* Begin Data listing *
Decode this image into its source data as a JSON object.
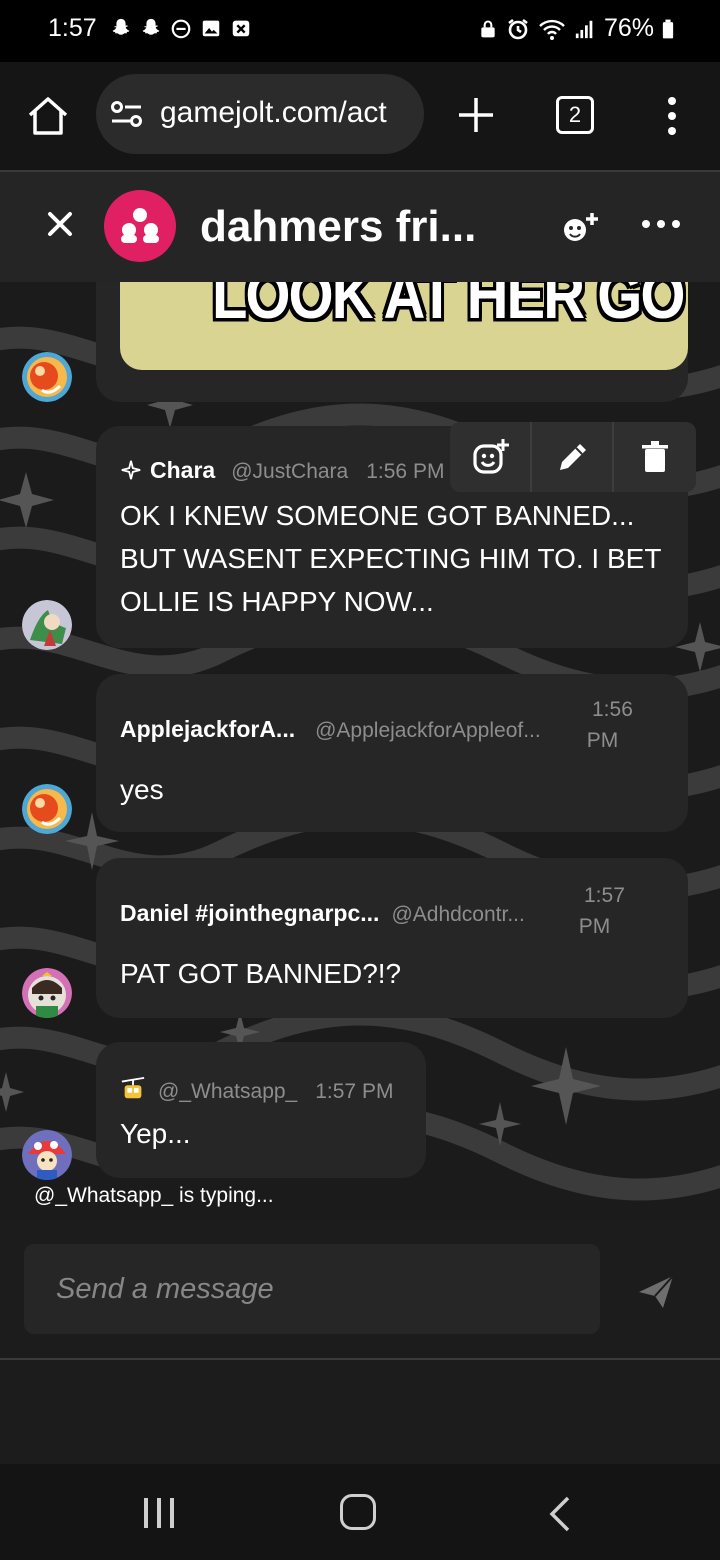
{
  "status_bar": {
    "time": "1:57",
    "battery": "76%",
    "icons_left": [
      "snapchat-icon",
      "snapchat-icon",
      "dnd-icon",
      "gallery-icon",
      "close-box-icon"
    ],
    "icons_right": [
      "lock-icon",
      "alarm-icon",
      "wifi-icon",
      "signal-icon",
      "battery-icon"
    ]
  },
  "browser": {
    "url": "gamejolt.com/act",
    "tab_count": "2"
  },
  "chat": {
    "title": "dahmers fri...",
    "accent_color": "#e11f63",
    "meme_caption": "LOOK AT HER GO",
    "messages": [
      {
        "author": "Chara",
        "handle": "@JustChara",
        "time": "1:56 PM",
        "text": "OK I KNEW SOMEONE GOT BANNED... BUT WASENT EXPECTING HIM TO. I BET OLLIE IS HAPPY NOW..."
      },
      {
        "author": "ApplejackforA...",
        "handle": "@ApplejackforAppleof...",
        "time_line1": "1:56",
        "time_line2": "PM",
        "text": "yes"
      },
      {
        "author": "Daniel #jointhegnarpc...",
        "handle": "@Adhdcontr...",
        "time_line1": "1:57",
        "time_line2": "PM",
        "text": "PAT GOT BANNED?!?"
      },
      {
        "author": "",
        "handle": "@_Whatsapp_",
        "time": "1:57 PM",
        "text": "Yep..."
      }
    ],
    "typing_indicator": "@_Whatsapp_ is typing..."
  },
  "composer": {
    "placeholder": "Send a message"
  }
}
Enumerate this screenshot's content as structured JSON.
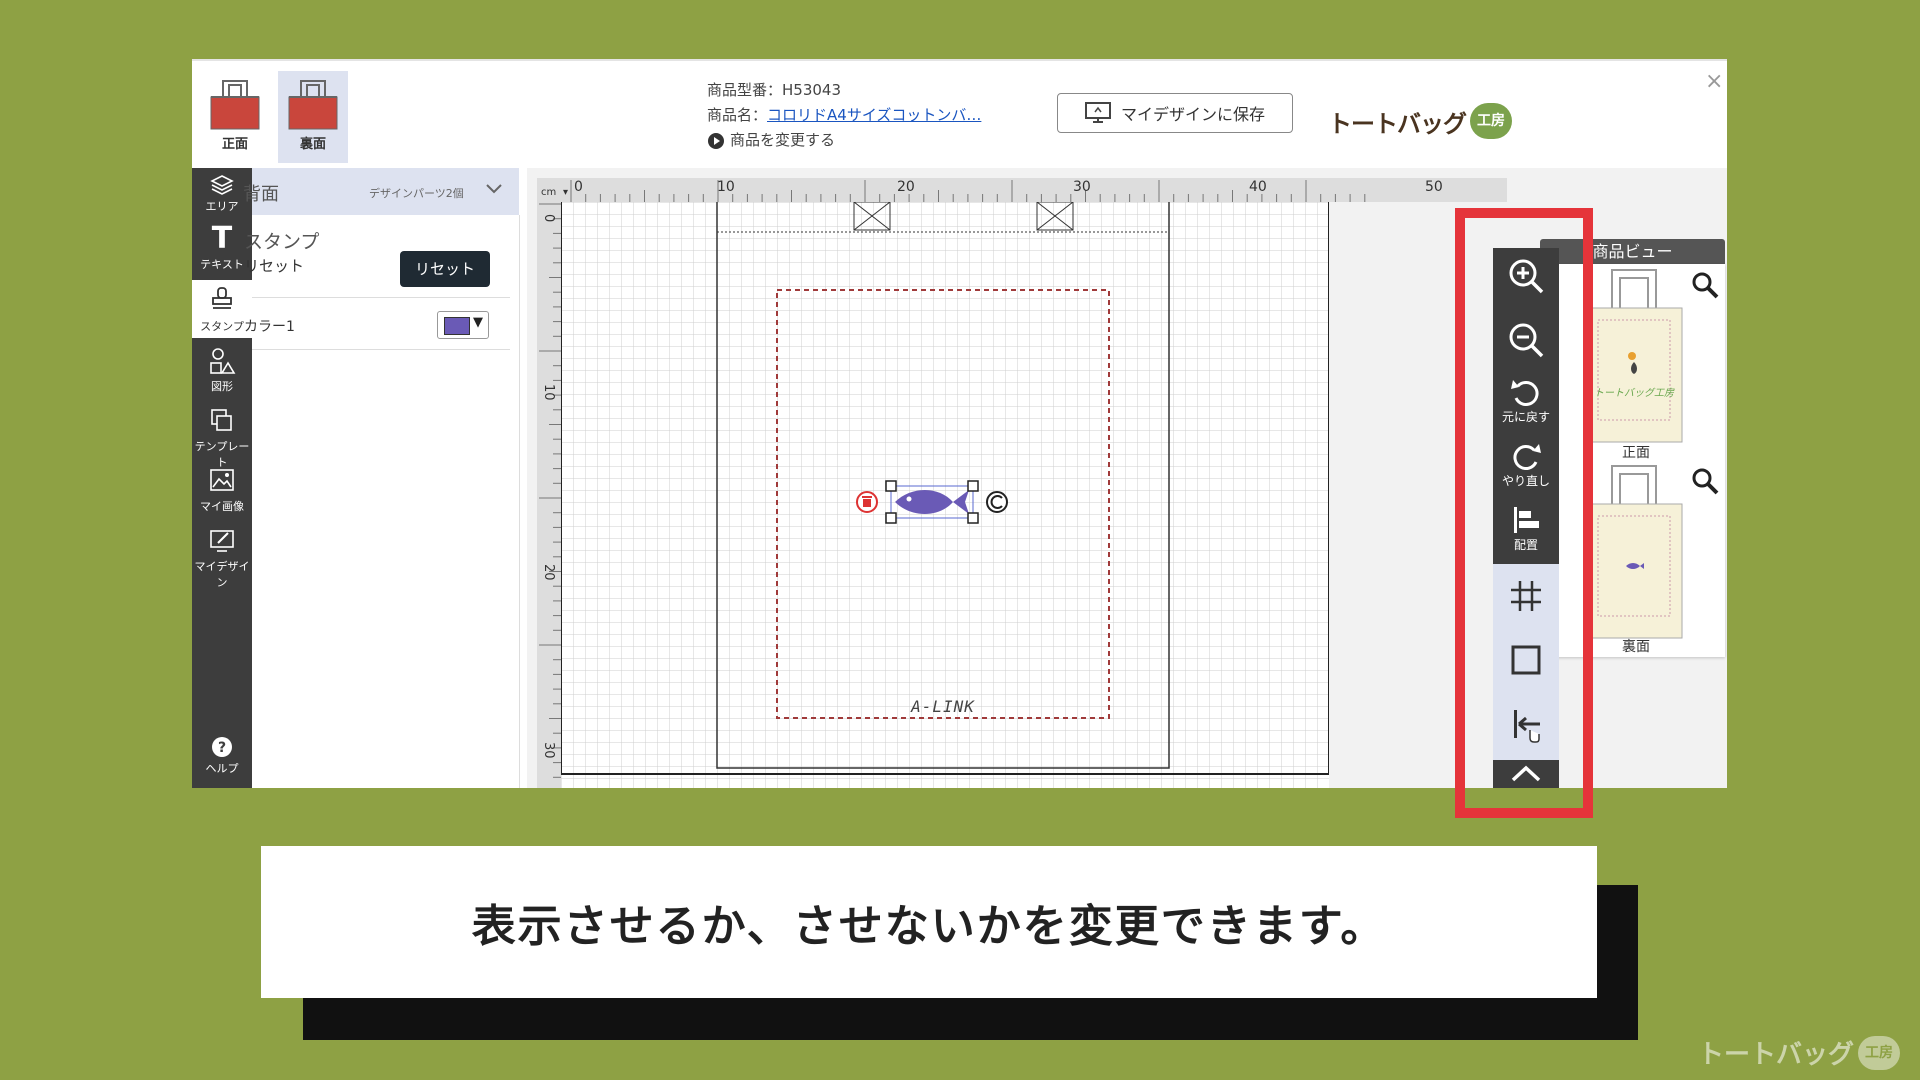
* End Data listing *
# [Do this]
Locate the string "text" in the listing above and copy every line where it occurs.

# [Written answer]
        "text": "OK I KNEW SOMEONE GOT BANNED... BUT WASENT EXPECTING HIM TO. I BET OLLIE IS HAPPY NOW..."
        "text": "yes"
        "text": "PAT GOT BANNED?!?"
        "text": "Yep..."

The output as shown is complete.